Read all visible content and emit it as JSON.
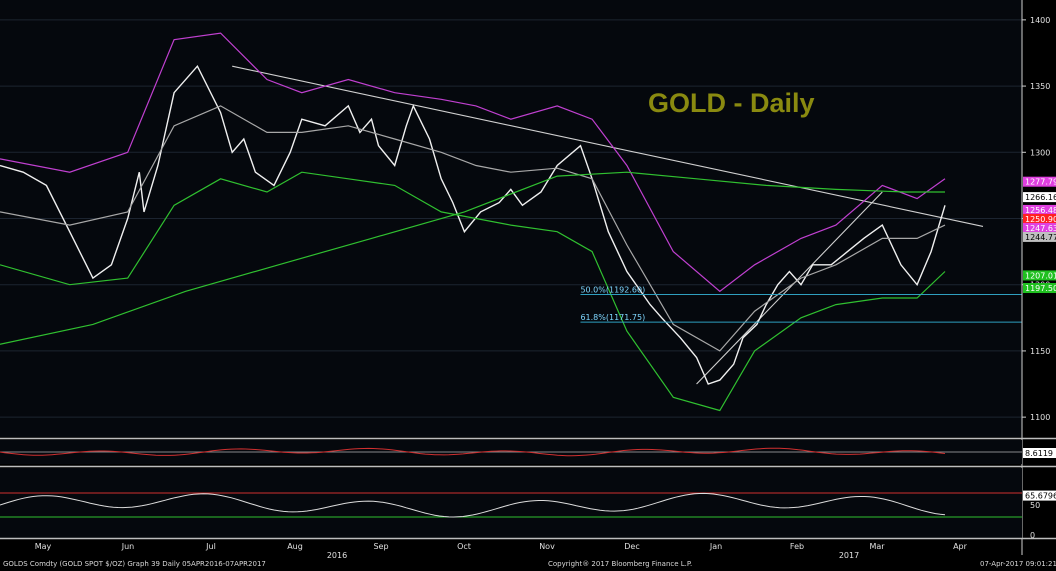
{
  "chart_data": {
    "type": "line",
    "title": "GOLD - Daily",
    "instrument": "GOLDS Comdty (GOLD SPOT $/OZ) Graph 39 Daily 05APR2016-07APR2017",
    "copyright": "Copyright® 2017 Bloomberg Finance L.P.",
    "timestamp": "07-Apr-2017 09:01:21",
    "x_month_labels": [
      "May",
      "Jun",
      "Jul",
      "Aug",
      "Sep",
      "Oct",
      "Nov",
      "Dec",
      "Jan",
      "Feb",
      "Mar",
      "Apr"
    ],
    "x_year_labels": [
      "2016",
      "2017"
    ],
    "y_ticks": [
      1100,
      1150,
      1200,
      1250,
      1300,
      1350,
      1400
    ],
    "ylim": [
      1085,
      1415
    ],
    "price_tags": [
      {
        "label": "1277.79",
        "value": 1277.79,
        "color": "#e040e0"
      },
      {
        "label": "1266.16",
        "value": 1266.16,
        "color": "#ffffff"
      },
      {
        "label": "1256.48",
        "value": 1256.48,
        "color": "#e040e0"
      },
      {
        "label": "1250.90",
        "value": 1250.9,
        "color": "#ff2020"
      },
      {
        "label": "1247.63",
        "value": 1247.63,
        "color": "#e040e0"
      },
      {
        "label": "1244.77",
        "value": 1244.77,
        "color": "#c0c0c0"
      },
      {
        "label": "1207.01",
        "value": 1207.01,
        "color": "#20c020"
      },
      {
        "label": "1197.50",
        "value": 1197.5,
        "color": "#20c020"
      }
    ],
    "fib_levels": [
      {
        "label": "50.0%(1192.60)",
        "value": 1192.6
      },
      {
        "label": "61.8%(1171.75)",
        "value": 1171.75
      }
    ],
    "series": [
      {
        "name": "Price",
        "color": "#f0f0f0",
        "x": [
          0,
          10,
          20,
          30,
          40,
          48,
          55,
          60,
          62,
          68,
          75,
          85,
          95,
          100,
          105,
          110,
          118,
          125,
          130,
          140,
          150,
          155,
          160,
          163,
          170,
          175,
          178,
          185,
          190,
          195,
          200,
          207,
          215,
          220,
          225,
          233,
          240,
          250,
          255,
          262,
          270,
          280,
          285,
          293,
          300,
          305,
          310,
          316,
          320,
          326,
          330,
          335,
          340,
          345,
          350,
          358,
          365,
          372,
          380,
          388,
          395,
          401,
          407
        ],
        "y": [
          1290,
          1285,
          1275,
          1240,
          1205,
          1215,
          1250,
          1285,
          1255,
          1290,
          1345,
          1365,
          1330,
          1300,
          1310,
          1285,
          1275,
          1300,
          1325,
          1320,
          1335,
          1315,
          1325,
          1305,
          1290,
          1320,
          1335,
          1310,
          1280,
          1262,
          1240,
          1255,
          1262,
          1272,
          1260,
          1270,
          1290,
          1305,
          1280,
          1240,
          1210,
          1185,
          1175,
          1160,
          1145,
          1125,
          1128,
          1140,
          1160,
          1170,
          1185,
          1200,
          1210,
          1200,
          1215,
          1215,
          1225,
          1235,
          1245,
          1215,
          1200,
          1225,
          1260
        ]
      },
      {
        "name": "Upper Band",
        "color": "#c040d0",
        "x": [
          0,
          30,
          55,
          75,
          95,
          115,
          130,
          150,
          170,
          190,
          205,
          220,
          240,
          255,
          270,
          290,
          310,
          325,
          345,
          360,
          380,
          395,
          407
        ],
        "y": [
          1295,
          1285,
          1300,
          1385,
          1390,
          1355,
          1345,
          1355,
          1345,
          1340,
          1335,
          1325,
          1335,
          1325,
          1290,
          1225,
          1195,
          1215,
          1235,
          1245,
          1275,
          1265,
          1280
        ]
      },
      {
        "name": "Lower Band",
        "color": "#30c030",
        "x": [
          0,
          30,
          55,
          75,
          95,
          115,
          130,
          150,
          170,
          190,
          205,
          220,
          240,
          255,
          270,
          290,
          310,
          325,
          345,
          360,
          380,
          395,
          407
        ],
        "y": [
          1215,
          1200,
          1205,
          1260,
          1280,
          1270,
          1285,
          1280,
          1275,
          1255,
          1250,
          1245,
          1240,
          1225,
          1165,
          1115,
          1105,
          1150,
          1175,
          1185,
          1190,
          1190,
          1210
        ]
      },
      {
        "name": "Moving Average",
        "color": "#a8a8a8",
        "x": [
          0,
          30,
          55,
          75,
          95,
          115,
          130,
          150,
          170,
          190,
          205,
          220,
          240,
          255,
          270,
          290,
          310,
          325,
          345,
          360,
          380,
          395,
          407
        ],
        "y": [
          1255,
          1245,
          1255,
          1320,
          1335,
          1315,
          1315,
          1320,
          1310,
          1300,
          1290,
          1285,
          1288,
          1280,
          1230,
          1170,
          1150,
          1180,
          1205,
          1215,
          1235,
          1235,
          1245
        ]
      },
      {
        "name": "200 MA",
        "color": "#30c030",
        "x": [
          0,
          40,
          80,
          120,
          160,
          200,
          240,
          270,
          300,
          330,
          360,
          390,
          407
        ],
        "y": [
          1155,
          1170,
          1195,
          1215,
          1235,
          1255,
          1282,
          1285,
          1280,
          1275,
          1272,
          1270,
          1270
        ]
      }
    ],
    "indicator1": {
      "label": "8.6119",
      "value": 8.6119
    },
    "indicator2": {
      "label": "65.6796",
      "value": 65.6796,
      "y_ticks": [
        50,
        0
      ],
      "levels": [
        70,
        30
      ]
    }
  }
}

→ **What is expected**:
In the entries above, identify every line with the word "Daily". Copy those lines.

→ **Final answer**:
    "title": "GOLD - Daily",
    "instrument": "GOLDS Comdty (GOLD SPOT $/OZ) Graph 39 Daily 05APR2016-07APR2017",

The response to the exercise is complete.